Goal: Reproduce all the entries exactly.

-- start --

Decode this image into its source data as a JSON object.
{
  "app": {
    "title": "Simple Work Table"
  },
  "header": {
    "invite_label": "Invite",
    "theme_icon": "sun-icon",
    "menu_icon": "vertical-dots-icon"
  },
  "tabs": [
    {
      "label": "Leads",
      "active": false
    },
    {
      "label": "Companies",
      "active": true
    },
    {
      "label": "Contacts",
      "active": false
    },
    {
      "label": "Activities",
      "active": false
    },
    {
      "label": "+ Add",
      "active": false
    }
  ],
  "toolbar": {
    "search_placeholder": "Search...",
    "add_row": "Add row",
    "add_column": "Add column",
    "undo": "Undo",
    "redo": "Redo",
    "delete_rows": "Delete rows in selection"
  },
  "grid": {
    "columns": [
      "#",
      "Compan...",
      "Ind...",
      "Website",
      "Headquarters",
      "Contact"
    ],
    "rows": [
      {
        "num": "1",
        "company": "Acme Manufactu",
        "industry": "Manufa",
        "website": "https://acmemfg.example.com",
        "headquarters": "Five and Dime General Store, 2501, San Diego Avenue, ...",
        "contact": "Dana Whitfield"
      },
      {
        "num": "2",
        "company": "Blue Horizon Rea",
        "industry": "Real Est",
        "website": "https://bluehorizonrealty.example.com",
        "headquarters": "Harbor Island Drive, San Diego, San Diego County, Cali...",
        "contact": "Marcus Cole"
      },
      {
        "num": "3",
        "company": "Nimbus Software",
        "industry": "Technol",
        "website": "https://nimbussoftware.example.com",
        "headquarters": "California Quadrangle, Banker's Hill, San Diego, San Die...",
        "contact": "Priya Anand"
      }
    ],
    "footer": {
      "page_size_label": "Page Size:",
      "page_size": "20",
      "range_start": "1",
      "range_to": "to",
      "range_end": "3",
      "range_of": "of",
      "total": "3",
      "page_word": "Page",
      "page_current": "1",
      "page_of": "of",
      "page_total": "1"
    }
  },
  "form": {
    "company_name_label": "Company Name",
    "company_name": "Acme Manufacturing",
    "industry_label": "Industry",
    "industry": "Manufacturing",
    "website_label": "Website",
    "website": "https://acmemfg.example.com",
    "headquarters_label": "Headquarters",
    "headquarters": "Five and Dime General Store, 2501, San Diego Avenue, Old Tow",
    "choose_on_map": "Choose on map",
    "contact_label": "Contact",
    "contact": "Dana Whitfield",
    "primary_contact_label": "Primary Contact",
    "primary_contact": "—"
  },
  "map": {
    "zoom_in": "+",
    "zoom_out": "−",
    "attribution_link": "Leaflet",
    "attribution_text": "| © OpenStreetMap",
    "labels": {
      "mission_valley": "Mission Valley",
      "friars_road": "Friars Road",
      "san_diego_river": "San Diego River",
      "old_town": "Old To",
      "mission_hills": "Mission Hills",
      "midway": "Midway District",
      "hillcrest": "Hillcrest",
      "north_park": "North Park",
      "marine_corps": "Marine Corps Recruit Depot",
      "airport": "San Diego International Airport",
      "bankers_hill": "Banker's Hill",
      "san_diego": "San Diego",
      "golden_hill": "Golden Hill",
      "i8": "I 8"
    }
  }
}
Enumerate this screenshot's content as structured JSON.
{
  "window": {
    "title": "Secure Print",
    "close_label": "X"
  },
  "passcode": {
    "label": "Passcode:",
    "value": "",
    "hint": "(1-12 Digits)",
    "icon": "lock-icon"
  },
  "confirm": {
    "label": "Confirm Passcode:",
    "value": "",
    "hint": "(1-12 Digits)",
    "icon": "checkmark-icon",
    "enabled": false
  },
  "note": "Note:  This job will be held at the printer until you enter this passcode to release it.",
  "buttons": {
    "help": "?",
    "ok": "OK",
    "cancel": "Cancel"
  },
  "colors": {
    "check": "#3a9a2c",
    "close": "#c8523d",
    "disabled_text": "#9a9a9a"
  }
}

-- end --

Result:
Decode this image into its source data as a JSON object.
{
  "app": {
    "title": "Simple Work Table"
  },
  "header": {
    "invite_label": "Invite",
    "theme_icon": "sun-icon",
    "menu_icon": "vertical-dots-icon"
  },
  "tabs": [
    {
      "label": "Leads",
      "active": false
    },
    {
      "label": "Companies",
      "active": true
    },
    {
      "label": "Contacts",
      "active": false
    },
    {
      "label": "Activities",
      "active": false
    },
    {
      "label": "+ Add",
      "active": false
    }
  ],
  "toolbar": {
    "search_placeholder": "Search...",
    "add_row": "Add row",
    "add_column": "Add column",
    "undo": "Undo",
    "redo": "Redo",
    "delete_rows": "Delete rows in selection"
  },
  "grid": {
    "columns": [
      "#",
      "Compan...",
      "Ind...",
      "Website",
      "Headquarters",
      "Contact"
    ],
    "rows": [
      {
        "num": "1",
        "company": "Acme Manufactu",
        "industry": "Manufa",
        "website": "https://acmemfg.example.com",
        "headquarters": "Five and Dime General Store, 2501, San Diego Avenue, ...",
        "contact": "Dana Whitfield"
      },
      {
        "num": "2",
        "company": "Blue Horizon Rea",
        "industry": "Real Est",
        "website": "https://bluehorizonrealty.example.com",
        "headquarters": "Harbor Island Drive, San Diego, San Diego County, Cali...",
        "contact": "Marcus Cole"
      },
      {
        "num": "3",
        "company": "Nimbus Software",
        "industry": "Technol",
        "website": "https://nimbussoftware.example.com",
        "headquarters": "California Quadrangle, Banker's Hill, San Diego, San Die...",
        "contact": "Priya Anand"
      }
    ],
    "footer": {
      "page_size_label": "Page Size:",
      "page_size": "20",
      "range_start": "1",
      "range_to": "to",
      "range_end": "3",
      "range_of": "of",
      "total": "3",
      "page_word": "Page",
      "page_current": "1",
      "page_of": "of",
      "page_total": "1"
    }
  },
  "form": {
    "company_name_label": "Company Name",
    "company_name": "Acme Manufacturing",
    "industry_label": "Industry",
    "industry": "Manufacturing",
    "website_label": "Website",
    "website": "https://acmemfg.example.com",
    "headquarters_label": "Headquarters",
    "headquarters": "Five and Dime General Store, 2501, San Diego Avenue, Old Tow",
    "choose_on_map": "Choose on map",
    "contact_label": "Contact",
    "contact": "Dana Whitfield",
    "primary_contact_label": "Primary Contact",
    "primary_contact": "—"
  },
  "map": {
    "zoom_in": "+",
    "zoom_out": "−",
    "attribution_link": "Leaflet",
    "attribution_text": "| © OpenStreetMap",
    "labels": {
      "mission_valley": "Mission Valley",
      "friars_road": "Friars Road",
      "san_diego_river": "San Diego River",
      "old_town": "Old To",
      "mission_hills": "Mission Hills",
      "midway": "Midway District",
      "hillcrest": "Hillcrest",
      "north_park": "North Park",
      "marine_corps": "Marine Corps Recruit Depot",
      "airport": "San Diego International Airport",
      "bankers_hill": "Banker's Hill",
      "san_diego": "San Diego",
      "golden_hill": "Golden Hill",
      "i8": "I 8"
    }
  }
}
Enumerate this screenshot's content as structured JSON.
{
  "window": {
    "title": "Secure Print",
    "close_label": "X"
  },
  "passcode": {
    "label": "Passcode:",
    "value": "",
    "hint": "(1-12 Digits)",
    "icon": "lock-icon"
  },
  "confirm": {
    "label": "Confirm Passcode:",
    "value": "",
    "hint": "(1-12 Digits)",
    "icon": "checkmark-icon",
    "enabled": false
  },
  "note": "Note:  This job will be held at the printer until you enter this passcode to release it.",
  "buttons": {
    "help": "?",
    "ok": "OK",
    "cancel": "Cancel"
  },
  "colors": {
    "check": "#3a9a2c",
    "close": "#c8523d",
    "disabled_text": "#9a9a9a"
  }
}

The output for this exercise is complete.